Dataset items
--------------------------------------------------
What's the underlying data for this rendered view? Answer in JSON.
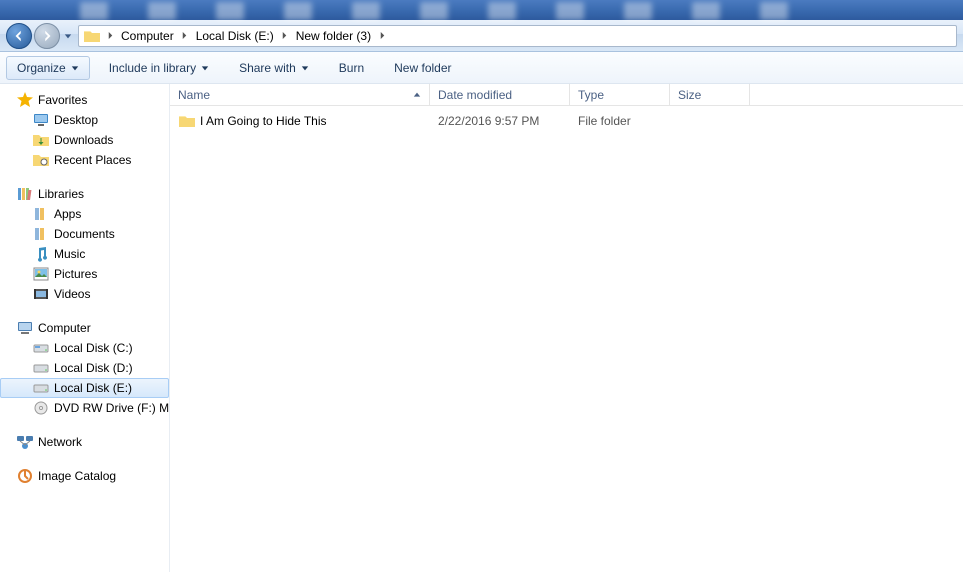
{
  "breadcrumb": {
    "items": [
      "Computer",
      "Local Disk (E:)",
      "New folder (3)"
    ]
  },
  "toolbar": {
    "organize": "Organize",
    "include": "Include in library",
    "share": "Share with",
    "burn": "Burn",
    "newfolder": "New folder"
  },
  "sidebar": {
    "favorites": {
      "label": "Favorites",
      "items": [
        {
          "label": "Desktop",
          "icon": "desktop"
        },
        {
          "label": "Downloads",
          "icon": "downloads"
        },
        {
          "label": "Recent Places",
          "icon": "recent"
        }
      ]
    },
    "libraries": {
      "label": "Libraries",
      "items": [
        {
          "label": "Apps",
          "icon": "lib"
        },
        {
          "label": "Documents",
          "icon": "lib"
        },
        {
          "label": "Music",
          "icon": "music"
        },
        {
          "label": "Pictures",
          "icon": "pictures"
        },
        {
          "label": "Videos",
          "icon": "videos"
        }
      ]
    },
    "computer": {
      "label": "Computer",
      "items": [
        {
          "label": "Local Disk (C:)",
          "icon": "drive",
          "selected": false
        },
        {
          "label": "Local Disk (D:)",
          "icon": "drive",
          "selected": false
        },
        {
          "label": "Local Disk (E:)",
          "icon": "drive",
          "selected": true
        },
        {
          "label": "DVD RW Drive (F:)  M",
          "icon": "dvd",
          "selected": false
        }
      ]
    },
    "network": {
      "label": "Network"
    },
    "imagecatalog": {
      "label": "Image Catalog"
    }
  },
  "columns": {
    "name": "Name",
    "date": "Date modified",
    "type": "Type",
    "size": "Size"
  },
  "files": [
    {
      "name": "I Am Going to Hide This",
      "date": "2/22/2016 9:57 PM",
      "type": "File folder",
      "size": ""
    }
  ]
}
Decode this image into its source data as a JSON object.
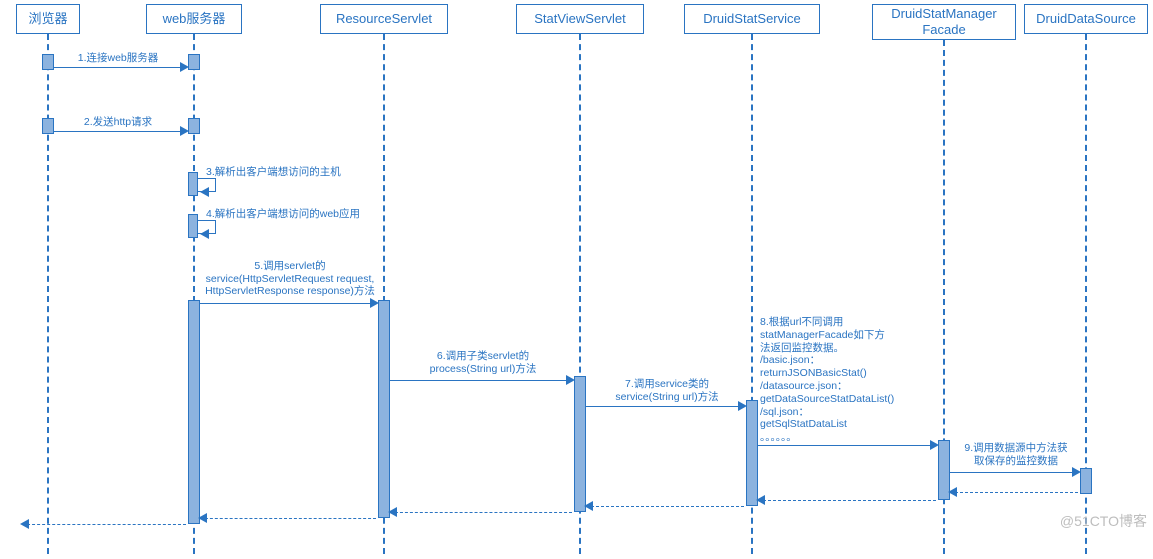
{
  "participants": {
    "p1": "浏览器",
    "p2": "web服务器",
    "p3": "ResourceServlet",
    "p4": "StatViewServlet",
    "p5": "DruidStatService",
    "p6": "DruidStatManager\nFacade",
    "p7": "DruidDataSource"
  },
  "messages": {
    "m1": "1.连接web服务器",
    "m2": "2.发送http请求",
    "m3": "3.解析出客户端想访问的主机",
    "m4": "4.解析出客户端想访问的web应用",
    "m5a": "5.调用servlet的",
    "m5b": "service(HttpServletRequest request,",
    "m5c": "HttpServletResponse response)方法",
    "m6a": "6.调用子类servlet的",
    "m6b": "process(String url)方法",
    "m7a": "7.调用service类的",
    "m7b": "service(String url)方法",
    "m8a": "8.根据url不同调用",
    "m8b": "statManagerFacade如下方",
    "m8c": "法返回监控数据。",
    "m8d": "/basic.json：",
    "m8e": "returnJSONBasicStat()",
    "m8f": "/datasource.json：",
    "m8g": "getDataSourceStatDataList()",
    "m8h": "/sql.json：",
    "m8i": "getSqlStatDataList",
    "m8j": "。。。。。。",
    "m9a": "9.调用数据源中方法获",
    "m9b": "取保存的监控数据"
  },
  "watermark": "@51CTO博客",
  "chart_data": {
    "type": "sequence-diagram",
    "participants": [
      "浏览器",
      "web服务器",
      "ResourceServlet",
      "StatViewServlet",
      "DruidStatService",
      "DruidStatManagerFacade",
      "DruidDataSource"
    ],
    "messages": [
      {
        "from": "浏览器",
        "to": "web服务器",
        "label": "1.连接web服务器",
        "kind": "sync"
      },
      {
        "from": "浏览器",
        "to": "web服务器",
        "label": "2.发送http请求",
        "kind": "sync"
      },
      {
        "from": "web服务器",
        "to": "web服务器",
        "label": "3.解析出客户端想访问的主机",
        "kind": "self"
      },
      {
        "from": "web服务器",
        "to": "web服务器",
        "label": "4.解析出客户端想访问的web应用",
        "kind": "self"
      },
      {
        "from": "web服务器",
        "to": "ResourceServlet",
        "label": "5.调用servlet的 service(HttpServletRequest request, HttpServletResponse response)方法",
        "kind": "sync"
      },
      {
        "from": "ResourceServlet",
        "to": "StatViewServlet",
        "label": "6.调用子类servlet的 process(String url)方法",
        "kind": "sync"
      },
      {
        "from": "StatViewServlet",
        "to": "DruidStatService",
        "label": "7.调用service类的 service(String url)方法",
        "kind": "sync"
      },
      {
        "from": "DruidStatService",
        "to": "DruidStatManagerFacade",
        "label": "8.根据url不同调用 statManagerFacade如下方法返回监控数据。 /basic.json：returnJSONBasicStat() /datasource.json：getDataSourceStatDataList() /sql.json：getSqlStatDataList 。。。。。。",
        "kind": "sync"
      },
      {
        "from": "DruidStatManagerFacade",
        "to": "DruidDataSource",
        "label": "9.调用数据源中方法获取保存的监控数据",
        "kind": "sync"
      },
      {
        "from": "DruidDataSource",
        "to": "DruidStatManagerFacade",
        "label": "",
        "kind": "return"
      },
      {
        "from": "DruidStatManagerFacade",
        "to": "DruidStatService",
        "label": "",
        "kind": "return"
      },
      {
        "from": "DruidStatService",
        "to": "StatViewServlet",
        "label": "",
        "kind": "return"
      },
      {
        "from": "StatViewServlet",
        "to": "ResourceServlet",
        "label": "",
        "kind": "return"
      },
      {
        "from": "ResourceServlet",
        "to": "web服务器",
        "label": "",
        "kind": "return"
      },
      {
        "from": "web服务器",
        "to": "浏览器",
        "label": "",
        "kind": "return"
      }
    ]
  }
}
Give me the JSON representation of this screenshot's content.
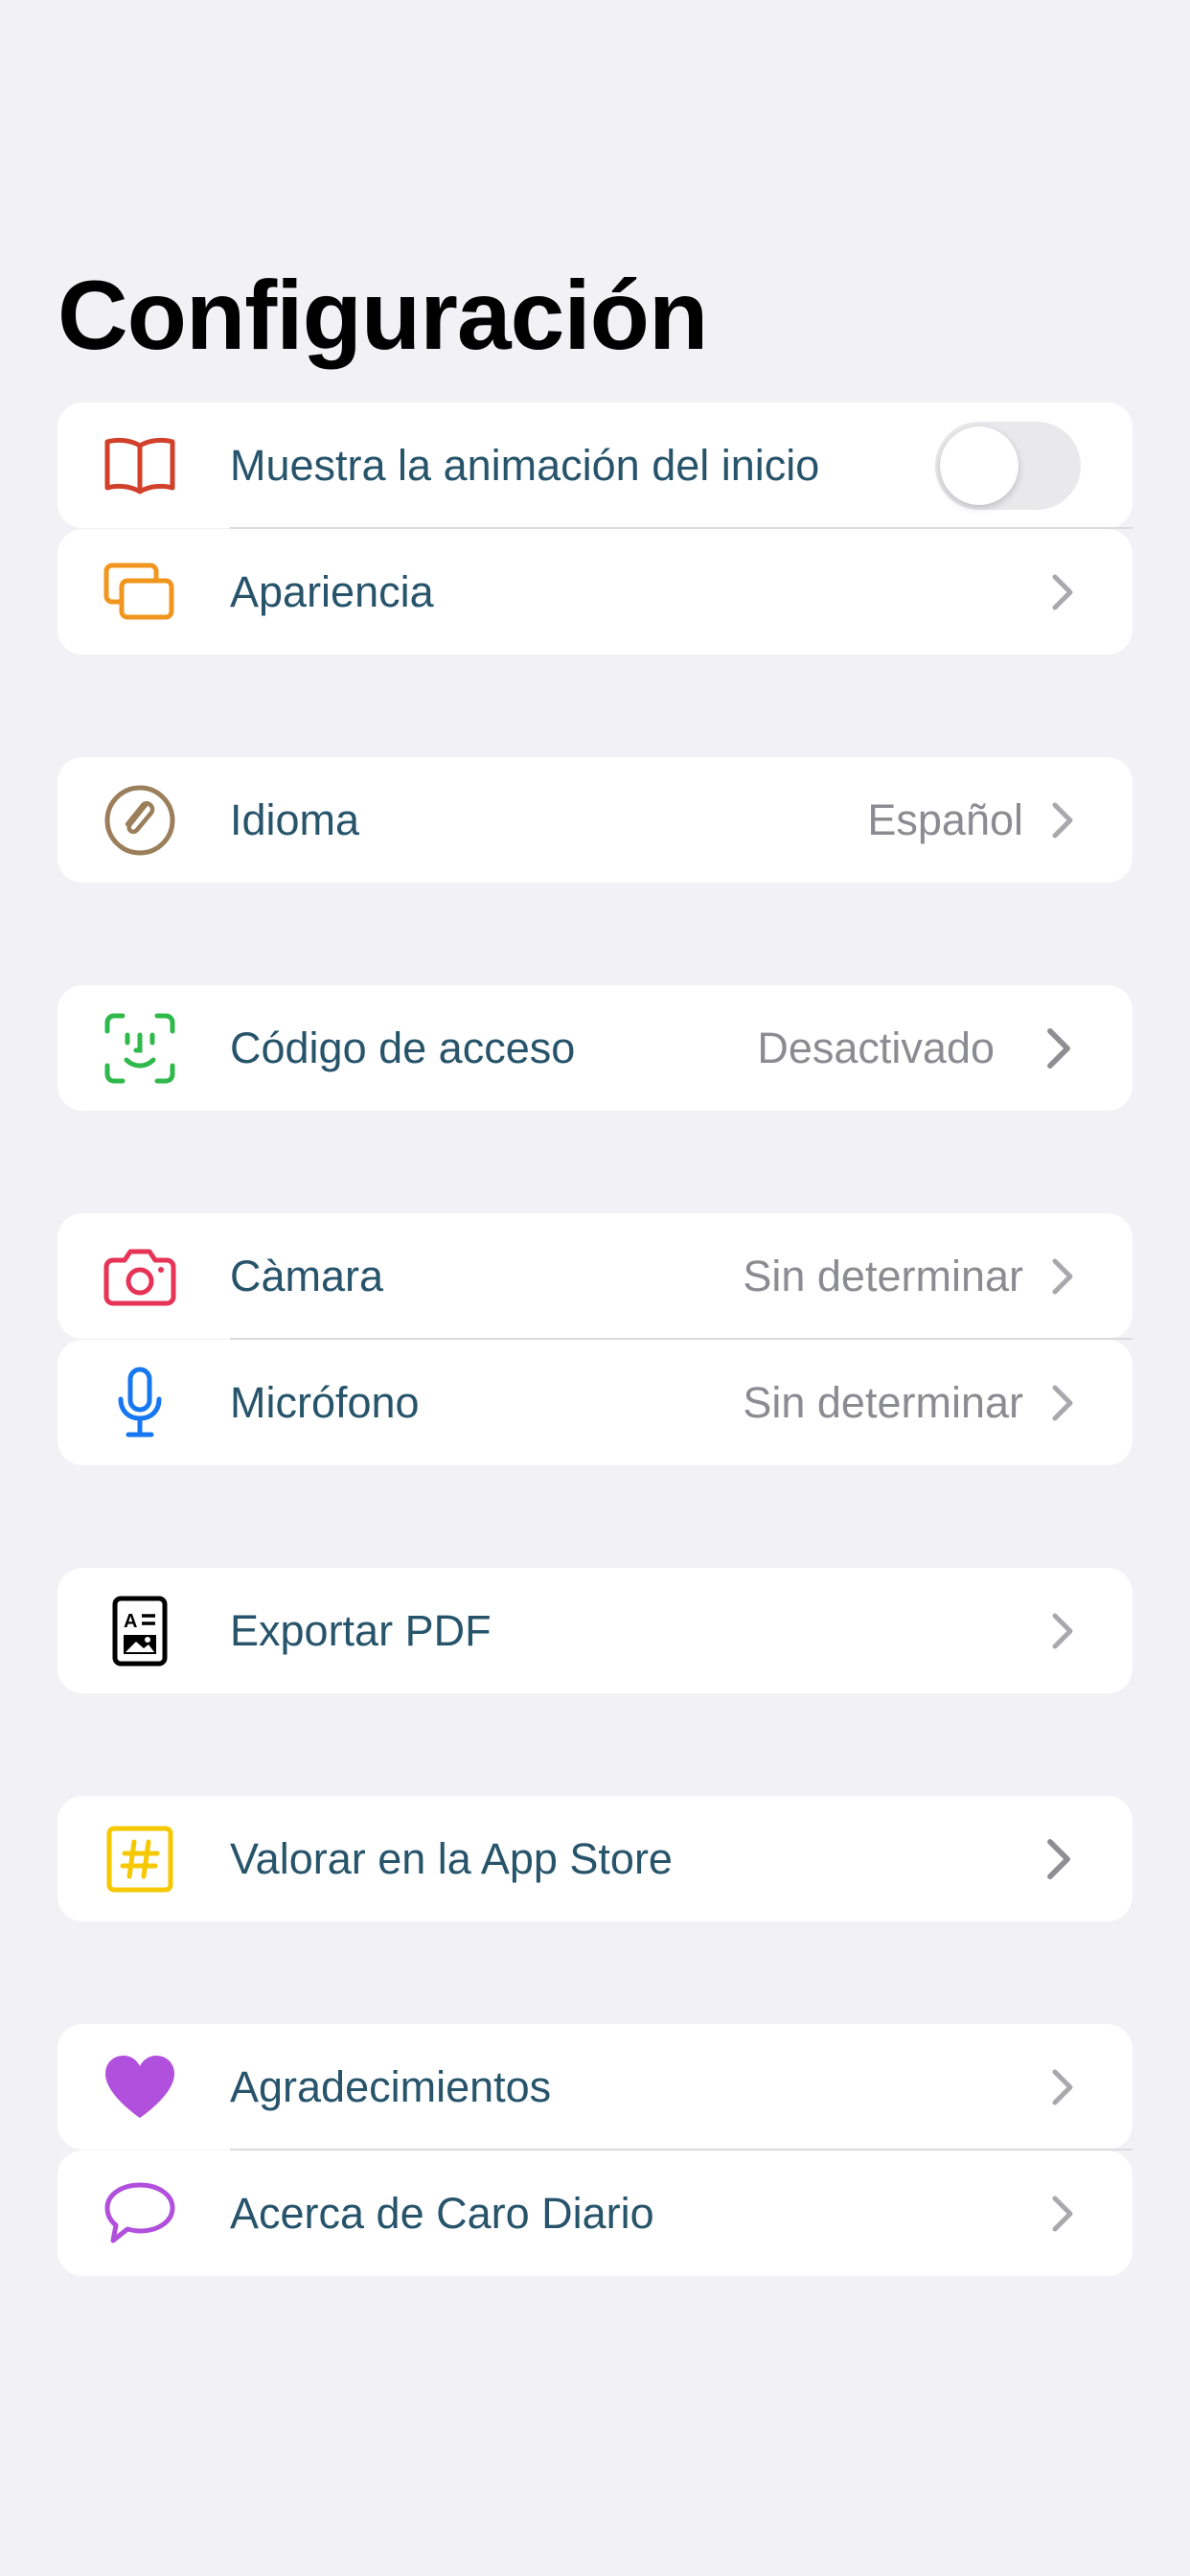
--------------------------------------------------
» Written exercise: Out of the records, collect only those lines that contain the string "folder".

» Problem solution:
      "New folder (3)"
    "newfolder": "New folder"
      "type": "File folder",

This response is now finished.